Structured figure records
%%
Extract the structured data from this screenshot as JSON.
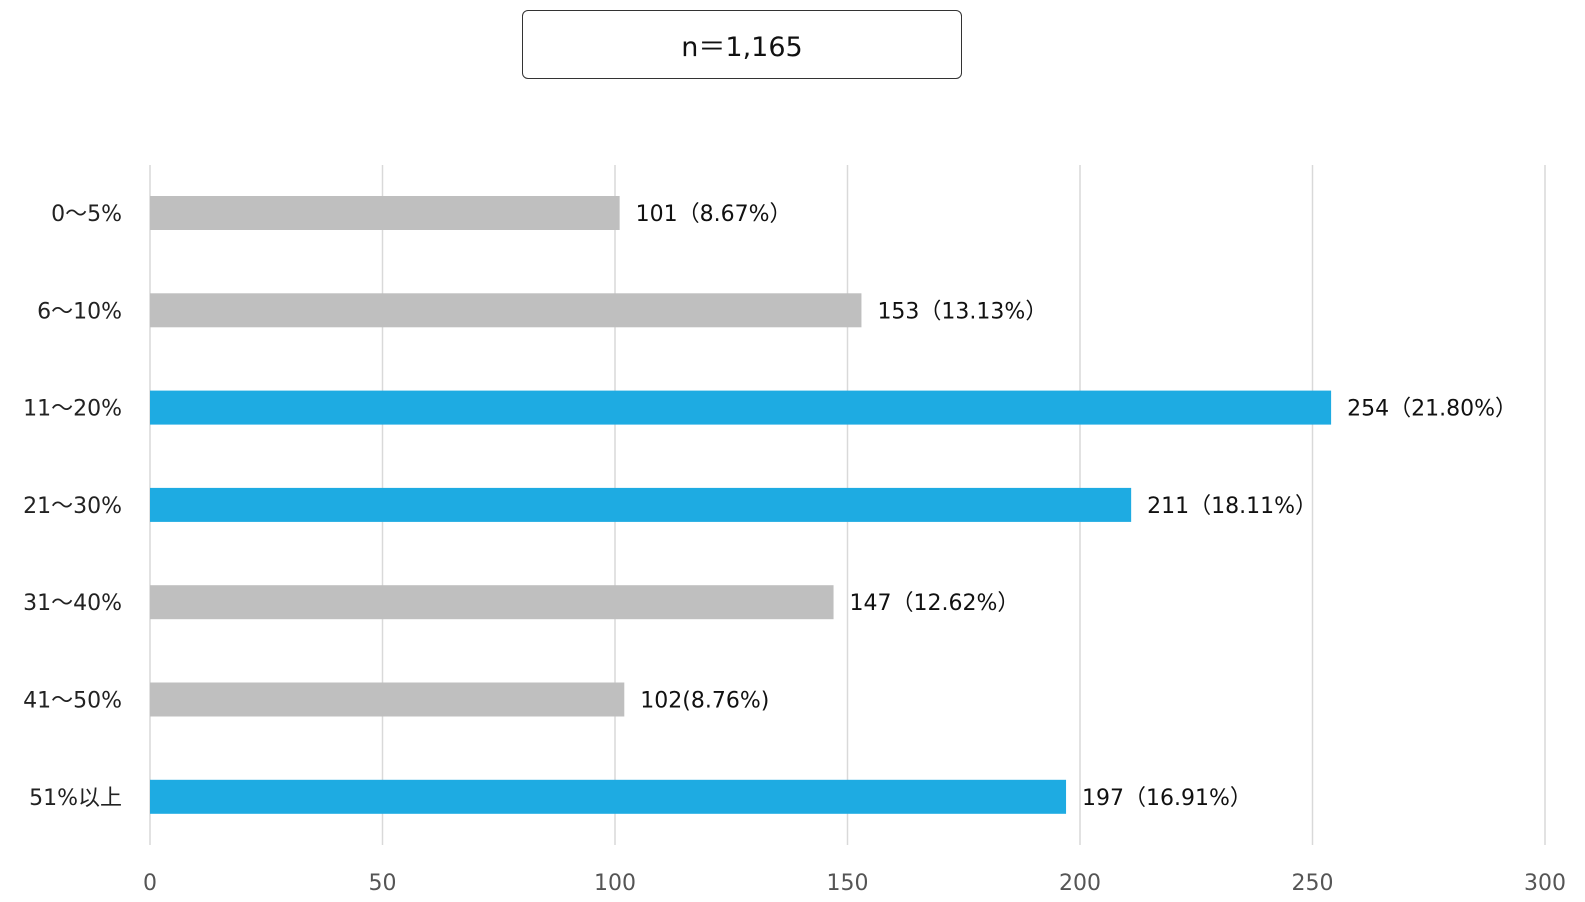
{
  "sample_box": {
    "text": "n＝1,165"
  },
  "colors": {
    "highlight": "#1eabe2",
    "normal": "#bfbfbf",
    "grid": "#d9d9d9"
  },
  "chart_data": {
    "type": "bar",
    "orientation": "horizontal",
    "categories": [
      "0～5%",
      "6～10%",
      "11～20%",
      "21～30%",
      "31～40%",
      "41～50%",
      "51%以上"
    ],
    "values": [
      101,
      153,
      254,
      211,
      147,
      102,
      197
    ],
    "data_labels": [
      "101（8.67%）",
      "153（13.13%）",
      "254（21.80%）",
      "211（18.11%）",
      "147（12.62%）",
      "102(8.76%)",
      "197（16.91%）"
    ],
    "highlighted": [
      false,
      false,
      true,
      true,
      false,
      false,
      true
    ],
    "xlim": [
      0,
      300
    ],
    "x_ticks": [
      0,
      50,
      100,
      150,
      200,
      250,
      300
    ],
    "grid": "vertical",
    "legend": "none"
  }
}
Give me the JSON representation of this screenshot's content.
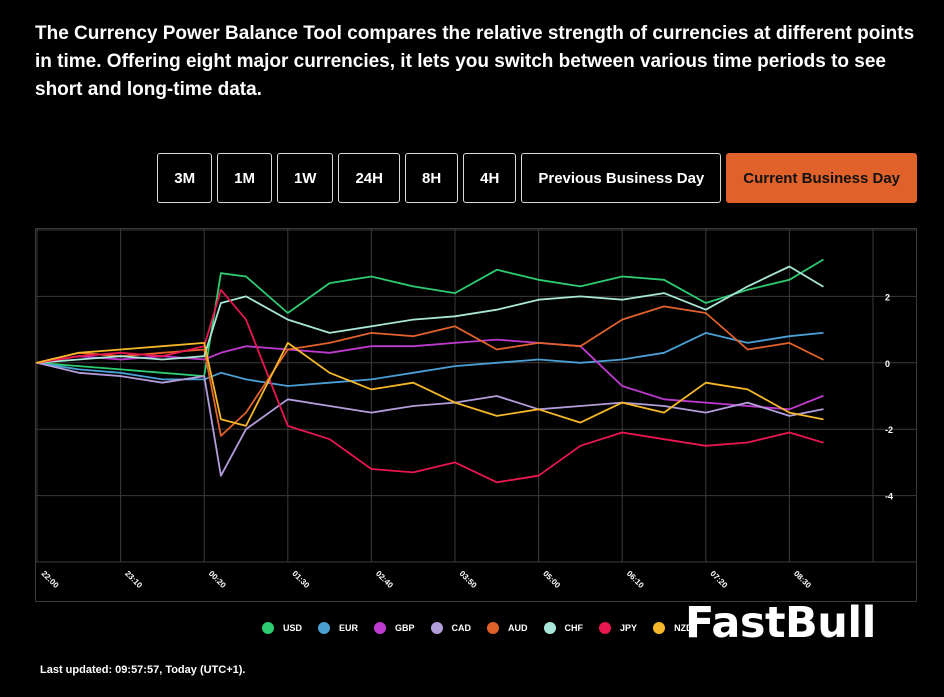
{
  "intro": "The Currency Power Balance Tool compares the relative strength of currencies at different points in time. Offering eight major currencies, it lets you switch between various time periods to see short and long-time data.",
  "tabs": [
    {
      "label": "3M",
      "active": false
    },
    {
      "label": "1M",
      "active": false
    },
    {
      "label": "1W",
      "active": false
    },
    {
      "label": "24H",
      "active": false
    },
    {
      "label": "8H",
      "active": false
    },
    {
      "label": "4H",
      "active": false
    },
    {
      "label": "Previous Business Day",
      "active": false
    },
    {
      "label": "Current Business Day",
      "active": true
    }
  ],
  "colors": {
    "USD": "#2ecc71",
    "EUR": "#4a9fd4",
    "GBP": "#c03ad0",
    "CAD": "#b39ddb",
    "AUD": "#e0622a",
    "CHF": "#a8e6d8",
    "JPY": "#e8174f",
    "NZD": "#f5b72a",
    "accent": "#e0622a",
    "grid": "#3a3a3a"
  },
  "legend": [
    "USD",
    "EUR",
    "GBP",
    "CAD",
    "AUD",
    "CHF",
    "JPY",
    "NZD"
  ],
  "chart_data": {
    "type": "line",
    "title": "",
    "xlabel": "",
    "ylabel": "",
    "x_labels": [
      "22:00",
      "23:10",
      "00:20",
      "01:30",
      "02:40",
      "03:50",
      "05:00",
      "06:10",
      "07:20",
      "08:30"
    ],
    "x_range": [
      0,
      10
    ],
    "ylim": [
      -6,
      4
    ],
    "y_ticks": [
      2,
      0,
      -2,
      -4
    ],
    "grid": true,
    "series": [
      {
        "name": "USD",
        "x": [
          0,
          0.5,
          1,
          1.5,
          2,
          2.2,
          2.5,
          3,
          3.5,
          4,
          4.5,
          5,
          5.5,
          6,
          6.5,
          7,
          7.5,
          8,
          8.5,
          9,
          9.4
        ],
        "values": [
          0,
          -0.1,
          -0.2,
          -0.3,
          -0.4,
          2.7,
          2.6,
          1.5,
          2.4,
          2.6,
          2.3,
          2.1,
          2.8,
          2.5,
          2.3,
          2.6,
          2.5,
          1.8,
          2.2,
          2.5,
          3.1
        ]
      },
      {
        "name": "EUR",
        "x": [
          0,
          0.5,
          1,
          1.5,
          2,
          2.2,
          2.5,
          3,
          3.5,
          4,
          4.5,
          5,
          5.5,
          6,
          6.5,
          7,
          7.5,
          8,
          8.5,
          9,
          9.4
        ],
        "values": [
          0,
          -0.2,
          -0.3,
          -0.5,
          -0.5,
          -0.3,
          -0.5,
          -0.7,
          -0.6,
          -0.5,
          -0.3,
          -0.1,
          0,
          0.1,
          0,
          0.1,
          0.3,
          0.9,
          0.6,
          0.8,
          0.9
        ]
      },
      {
        "name": "GBP",
        "x": [
          0,
          0.5,
          1,
          1.5,
          2,
          2.2,
          2.5,
          3,
          3.5,
          4,
          4.5,
          5,
          5.5,
          6,
          6.5,
          7,
          7.5,
          8,
          8.5,
          9,
          9.4
        ],
        "values": [
          0,
          0.2,
          0.1,
          0.2,
          0.1,
          0.3,
          0.5,
          0.4,
          0.3,
          0.5,
          0.5,
          0.6,
          0.7,
          0.6,
          0.5,
          -0.7,
          -1.1,
          -1.2,
          -1.3,
          -1.4,
          -1.0
        ]
      },
      {
        "name": "CAD",
        "x": [
          0,
          0.5,
          1,
          1.5,
          2,
          2.2,
          2.5,
          3,
          3.5,
          4,
          4.5,
          5,
          5.5,
          6,
          6.5,
          7,
          7.5,
          8,
          8.5,
          9,
          9.4
        ],
        "values": [
          0,
          -0.3,
          -0.4,
          -0.6,
          -0.4,
          -3.4,
          -2.0,
          -1.1,
          -1.3,
          -1.5,
          -1.3,
          -1.2,
          -1.0,
          -1.4,
          -1.3,
          -1.2,
          -1.3,
          -1.5,
          -1.2,
          -1.6,
          -1.4
        ]
      },
      {
        "name": "AUD",
        "x": [
          0,
          0.5,
          1,
          1.5,
          2,
          2.2,
          2.5,
          3,
          3.5,
          4,
          4.5,
          5,
          5.5,
          6,
          6.5,
          7,
          7.5,
          8,
          8.5,
          9,
          9.4
        ],
        "values": [
          0,
          0.3,
          0.2,
          0.3,
          0.4,
          -2.2,
          -1.5,
          0.4,
          0.6,
          0.9,
          0.8,
          1.1,
          0.4,
          0.6,
          0.5,
          1.3,
          1.7,
          1.5,
          0.4,
          0.6,
          0.1
        ]
      },
      {
        "name": "CHF",
        "x": [
          0,
          0.5,
          1,
          1.5,
          2,
          2.2,
          2.5,
          3,
          3.5,
          4,
          4.5,
          5,
          5.5,
          6,
          6.5,
          7,
          7.5,
          8,
          8.5,
          9,
          9.4
        ],
        "values": [
          0,
          0.1,
          0.2,
          0.1,
          0.2,
          1.8,
          2.0,
          1.3,
          0.9,
          1.1,
          1.3,
          1.4,
          1.6,
          1.9,
          2.0,
          1.9,
          2.1,
          1.6,
          2.3,
          2.9,
          2.3
        ]
      },
      {
        "name": "JPY",
        "x": [
          0,
          0.5,
          1,
          1.5,
          2,
          2.2,
          2.5,
          3,
          3.5,
          4,
          4.5,
          5,
          5.5,
          6,
          6.5,
          7,
          7.5,
          8,
          8.5,
          9,
          9.4
        ],
        "values": [
          0,
          0.2,
          0.3,
          0.2,
          0.5,
          2.2,
          1.3,
          -1.9,
          -2.3,
          -3.2,
          -3.3,
          -3.0,
          -3.6,
          -3.4,
          -2.5,
          -2.1,
          -2.3,
          -2.5,
          -2.4,
          -2.1,
          -2.4
        ]
      },
      {
        "name": "NZD",
        "x": [
          0,
          0.5,
          1,
          1.5,
          2,
          2.2,
          2.5,
          3,
          3.5,
          4,
          4.5,
          5,
          5.5,
          6,
          6.5,
          7,
          7.5,
          8,
          8.5,
          9,
          9.4
        ],
        "values": [
          0,
          0.3,
          0.4,
          0.5,
          0.6,
          -1.7,
          -1.9,
          0.6,
          -0.3,
          -0.8,
          -0.6,
          -1.2,
          -1.6,
          -1.4,
          -1.8,
          -1.2,
          -1.5,
          -0.6,
          -0.8,
          -1.5,
          -1.7
        ]
      }
    ]
  },
  "last_updated": "Last updated: 09:57:57, Today (UTC+1).",
  "logo": "FastBull"
}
%%
REQUIREMENT —
Without the pictures, return the entries exactly as they appear.

RESULT BELOW —
Extract the structured data from this screenshot as JSON.
{
  "sample_box": {
    "text": "n＝1,165"
  },
  "colors": {
    "highlight": "#1eabe2",
    "normal": "#bfbfbf",
    "grid": "#d9d9d9"
  },
  "chart_data": {
    "type": "bar",
    "orientation": "horizontal",
    "categories": [
      "0～5%",
      "6～10%",
      "11～20%",
      "21～30%",
      "31～40%",
      "41～50%",
      "51%以上"
    ],
    "values": [
      101,
      153,
      254,
      211,
      147,
      102,
      197
    ],
    "data_labels": [
      "101（8.67%）",
      "153（13.13%）",
      "254（21.80%）",
      "211（18.11%）",
      "147（12.62%）",
      "102(8.76%)",
      "197（16.91%）"
    ],
    "highlighted": [
      false,
      false,
      true,
      true,
      false,
      false,
      true
    ],
    "xlim": [
      0,
      300
    ],
    "x_ticks": [
      0,
      50,
      100,
      150,
      200,
      250,
      300
    ],
    "grid": "vertical",
    "legend": "none"
  }
}
Give me the JSON representation of this screenshot's content.
{
  "intro": "The Currency Power Balance Tool compares the relative strength of currencies at different points in time. Offering eight major currencies, it lets you switch between various time periods to see short and long-time data.",
  "tabs": [
    {
      "label": "3M",
      "active": false
    },
    {
      "label": "1M",
      "active": false
    },
    {
      "label": "1W",
      "active": false
    },
    {
      "label": "24H",
      "active": false
    },
    {
      "label": "8H",
      "active": false
    },
    {
      "label": "4H",
      "active": false
    },
    {
      "label": "Previous Business Day",
      "active": false
    },
    {
      "label": "Current Business Day",
      "active": true
    }
  ],
  "colors": {
    "USD": "#2ecc71",
    "EUR": "#4a9fd4",
    "GBP": "#c03ad0",
    "CAD": "#b39ddb",
    "AUD": "#e0622a",
    "CHF": "#a8e6d8",
    "JPY": "#e8174f",
    "NZD": "#f5b72a",
    "accent": "#e0622a",
    "grid": "#3a3a3a"
  },
  "legend": [
    "USD",
    "EUR",
    "GBP",
    "CAD",
    "AUD",
    "CHF",
    "JPY",
    "NZD"
  ],
  "chart_data": {
    "type": "line",
    "title": "",
    "xlabel": "",
    "ylabel": "",
    "x_labels": [
      "22:00",
      "23:10",
      "00:20",
      "01:30",
      "02:40",
      "03:50",
      "05:00",
      "06:10",
      "07:20",
      "08:30"
    ],
    "x_range": [
      0,
      10
    ],
    "ylim": [
      -6,
      4
    ],
    "y_ticks": [
      2,
      0,
      -2,
      -4
    ],
    "grid": true,
    "series": [
      {
        "name": "USD",
        "x": [
          0,
          0.5,
          1,
          1.5,
          2,
          2.2,
          2.5,
          3,
          3.5,
          4,
          4.5,
          5,
          5.5,
          6,
          6.5,
          7,
          7.5,
          8,
          8.5,
          9,
          9.4
        ],
        "values": [
          0,
          -0.1,
          -0.2,
          -0.3,
          -0.4,
          2.7,
          2.6,
          1.5,
          2.4,
          2.6,
          2.3,
          2.1,
          2.8,
          2.5,
          2.3,
          2.6,
          2.5,
          1.8,
          2.2,
          2.5,
          3.1
        ]
      },
      {
        "name": "EUR",
        "x": [
          0,
          0.5,
          1,
          1.5,
          2,
          2.2,
          2.5,
          3,
          3.5,
          4,
          4.5,
          5,
          5.5,
          6,
          6.5,
          7,
          7.5,
          8,
          8.5,
          9,
          9.4
        ],
        "values": [
          0,
          -0.2,
          -0.3,
          -0.5,
          -0.5,
          -0.3,
          -0.5,
          -0.7,
          -0.6,
          -0.5,
          -0.3,
          -0.1,
          0,
          0.1,
          0,
          0.1,
          0.3,
          0.9,
          0.6,
          0.8,
          0.9
        ]
      },
      {
        "name": "GBP",
        "x": [
          0,
          0.5,
          1,
          1.5,
          2,
          2.2,
          2.5,
          3,
          3.5,
          4,
          4.5,
          5,
          5.5,
          6,
          6.5,
          7,
          7.5,
          8,
          8.5,
          9,
          9.4
        ],
        "values": [
          0,
          0.2,
          0.1,
          0.2,
          0.1,
          0.3,
          0.5,
          0.4,
          0.3,
          0.5,
          0.5,
          0.6,
          0.7,
          0.6,
          0.5,
          -0.7,
          -1.1,
          -1.2,
          -1.3,
          -1.4,
          -1.0
        ]
      },
      {
        "name": "CAD",
        "x": [
          0,
          0.5,
          1,
          1.5,
          2,
          2.2,
          2.5,
          3,
          3.5,
          4,
          4.5,
          5,
          5.5,
          6,
          6.5,
          7,
          7.5,
          8,
          8.5,
          9,
          9.4
        ],
        "values": [
          0,
          -0.3,
          -0.4,
          -0.6,
          -0.4,
          -3.4,
          -2.0,
          -1.1,
          -1.3,
          -1.5,
          -1.3,
          -1.2,
          -1.0,
          -1.4,
          -1.3,
          -1.2,
          -1.3,
          -1.5,
          -1.2,
          -1.6,
          -1.4
        ]
      },
      {
        "name": "AUD",
        "x": [
          0,
          0.5,
          1,
          1.5,
          2,
          2.2,
          2.5,
          3,
          3.5,
          4,
          4.5,
          5,
          5.5,
          6,
          6.5,
          7,
          7.5,
          8,
          8.5,
          9,
          9.4
        ],
        "values": [
          0,
          0.3,
          0.2,
          0.3,
          0.4,
          -2.2,
          -1.5,
          0.4,
          0.6,
          0.9,
          0.8,
          1.1,
          0.4,
          0.6,
          0.5,
          1.3,
          1.7,
          1.5,
          0.4,
          0.6,
          0.1
        ]
      },
      {
        "name": "CHF",
        "x": [
          0,
          0.5,
          1,
          1.5,
          2,
          2.2,
          2.5,
          3,
          3.5,
          4,
          4.5,
          5,
          5.5,
          6,
          6.5,
          7,
          7.5,
          8,
          8.5,
          9,
          9.4
        ],
        "values": [
          0,
          0.1,
          0.2,
          0.1,
          0.2,
          1.8,
          2.0,
          1.3,
          0.9,
          1.1,
          1.3,
          1.4,
          1.6,
          1.9,
          2.0,
          1.9,
          2.1,
          1.6,
          2.3,
          2.9,
          2.3
        ]
      },
      {
        "name": "JPY",
        "x": [
          0,
          0.5,
          1,
          1.5,
          2,
          2.2,
          2.5,
          3,
          3.5,
          4,
          4.5,
          5,
          5.5,
          6,
          6.5,
          7,
          7.5,
          8,
          8.5,
          9,
          9.4
        ],
        "values": [
          0,
          0.2,
          0.3,
          0.2,
          0.5,
          2.2,
          1.3,
          -1.9,
          -2.3,
          -3.2,
          -3.3,
          -3.0,
          -3.6,
          -3.4,
          -2.5,
          -2.1,
          -2.3,
          -2.5,
          -2.4,
          -2.1,
          -2.4
        ]
      },
      {
        "name": "NZD",
        "x": [
          0,
          0.5,
          1,
          1.5,
          2,
          2.2,
          2.5,
          3,
          3.5,
          4,
          4.5,
          5,
          5.5,
          6,
          6.5,
          7,
          7.5,
          8,
          8.5,
          9,
          9.4
        ],
        "values": [
          0,
          0.3,
          0.4,
          0.5,
          0.6,
          -1.7,
          -1.9,
          0.6,
          -0.3,
          -0.8,
          -0.6,
          -1.2,
          -1.6,
          -1.4,
          -1.8,
          -1.2,
          -1.5,
          -0.6,
          -0.8,
          -1.5,
          -1.7
        ]
      }
    ]
  },
  "last_updated": "Last updated: 09:57:57, Today (UTC+1).",
  "logo": "FastBull"
}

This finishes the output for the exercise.